■ Work to be completed ■
Each record that follows should be repeated exactly, minus any images.

■ Data for this exercise ■
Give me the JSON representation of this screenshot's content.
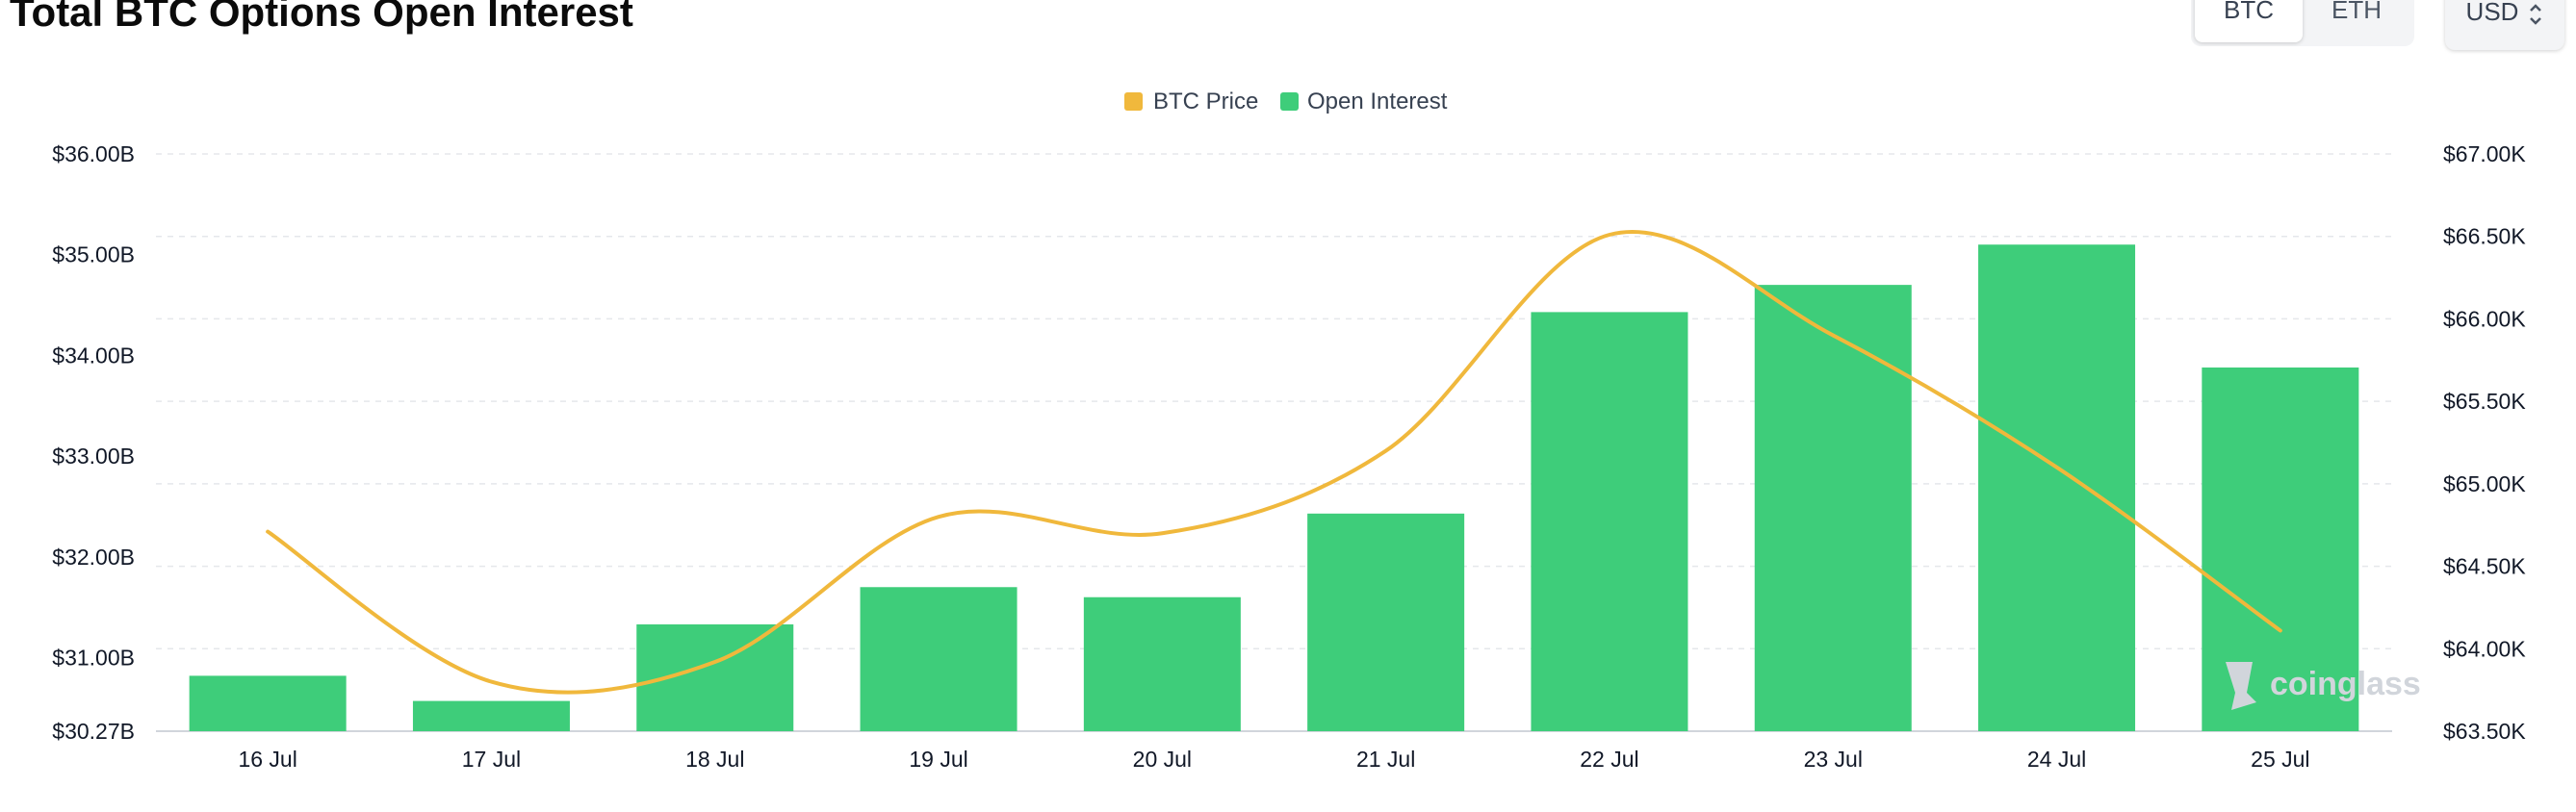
{
  "header": {
    "title": "Total BTC Options Open Interest",
    "asset_tabs": [
      {
        "label": "BTC",
        "active": true
      },
      {
        "label": "ETH",
        "active": false
      }
    ],
    "currency": "USD"
  },
  "watermark": "coinglass",
  "colors": {
    "open_interest": "#3ecd7a",
    "btc_price": "#f0b83c",
    "grid": "#e5e7eb"
  },
  "chart_data": {
    "type": "bar",
    "title": "Total BTC Options Open Interest",
    "categories": [
      "16 Jul",
      "17 Jul",
      "18 Jul",
      "19 Jul",
      "20 Jul",
      "21 Jul",
      "22 Jul",
      "23 Jul",
      "24 Jul",
      "25 Jul"
    ],
    "legend": {
      "placement": "top-center",
      "entries": [
        {
          "name": "BTC Price",
          "color": "#f0b83c"
        },
        {
          "name": "Open Interest",
          "color": "#3ecd7a"
        }
      ]
    },
    "series": [
      {
        "name": "Open Interest",
        "type": "bar",
        "axis": "left",
        "values": [
          30.82,
          30.57,
          31.33,
          31.7,
          31.6,
          32.43,
          34.43,
          34.7,
          35.1,
          33.88
        ]
      },
      {
        "name": "BTC Price",
        "type": "line",
        "axis": "right",
        "values": [
          64.71,
          63.8,
          63.92,
          64.8,
          64.7,
          65.2,
          66.51,
          65.9,
          65.1,
          64.11
        ]
      }
    ],
    "y_left": {
      "ticks": [
        30.27,
        31.0,
        32.0,
        33.0,
        34.0,
        35.0,
        36.0
      ],
      "tick_labels": [
        "$30.27B",
        "$31.00B",
        "$32.00B",
        "$33.00B",
        "$34.00B",
        "$35.00B",
        "$36.00B"
      ],
      "ylim": [
        30.27,
        36.0
      ]
    },
    "y_right": {
      "ticks": [
        63.5,
        64.0,
        64.5,
        65.0,
        65.5,
        66.0,
        66.5,
        67.0
      ],
      "tick_labels": [
        "$63.50K",
        "$64.00K",
        "$64.50K",
        "$65.00K",
        "$65.50K",
        "$66.00K",
        "$66.50K",
        "$67.00K"
      ],
      "ylim": [
        63.5,
        67.0
      ]
    },
    "grid": true
  }
}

■ Solution to this task ■
Give me the JSON representation of this screenshot's content.
{
  "header": {
    "title": "Total BTC Options Open Interest",
    "asset_tabs": [
      {
        "label": "BTC",
        "active": true
      },
      {
        "label": "ETH",
        "active": false
      }
    ],
    "currency": "USD"
  },
  "watermark": "coinglass",
  "colors": {
    "open_interest": "#3ecd7a",
    "btc_price": "#f0b83c",
    "grid": "#e5e7eb"
  },
  "chart_data": {
    "type": "bar",
    "title": "Total BTC Options Open Interest",
    "categories": [
      "16 Jul",
      "17 Jul",
      "18 Jul",
      "19 Jul",
      "20 Jul",
      "21 Jul",
      "22 Jul",
      "23 Jul",
      "24 Jul",
      "25 Jul"
    ],
    "legend": {
      "placement": "top-center",
      "entries": [
        {
          "name": "BTC Price",
          "color": "#f0b83c"
        },
        {
          "name": "Open Interest",
          "color": "#3ecd7a"
        }
      ]
    },
    "series": [
      {
        "name": "Open Interest",
        "type": "bar",
        "axis": "left",
        "values": [
          30.82,
          30.57,
          31.33,
          31.7,
          31.6,
          32.43,
          34.43,
          34.7,
          35.1,
          33.88
        ]
      },
      {
        "name": "BTC Price",
        "type": "line",
        "axis": "right",
        "values": [
          64.71,
          63.8,
          63.92,
          64.8,
          64.7,
          65.2,
          66.51,
          65.9,
          65.1,
          64.11
        ]
      }
    ],
    "y_left": {
      "ticks": [
        30.27,
        31.0,
        32.0,
        33.0,
        34.0,
        35.0,
        36.0
      ],
      "tick_labels": [
        "$30.27B",
        "$31.00B",
        "$32.00B",
        "$33.00B",
        "$34.00B",
        "$35.00B",
        "$36.00B"
      ],
      "ylim": [
        30.27,
        36.0
      ]
    },
    "y_right": {
      "ticks": [
        63.5,
        64.0,
        64.5,
        65.0,
        65.5,
        66.0,
        66.5,
        67.0
      ],
      "tick_labels": [
        "$63.50K",
        "$64.00K",
        "$64.50K",
        "$65.00K",
        "$65.50K",
        "$66.00K",
        "$66.50K",
        "$67.00K"
      ],
      "ylim": [
        63.5,
        67.0
      ]
    },
    "grid": true
  }
}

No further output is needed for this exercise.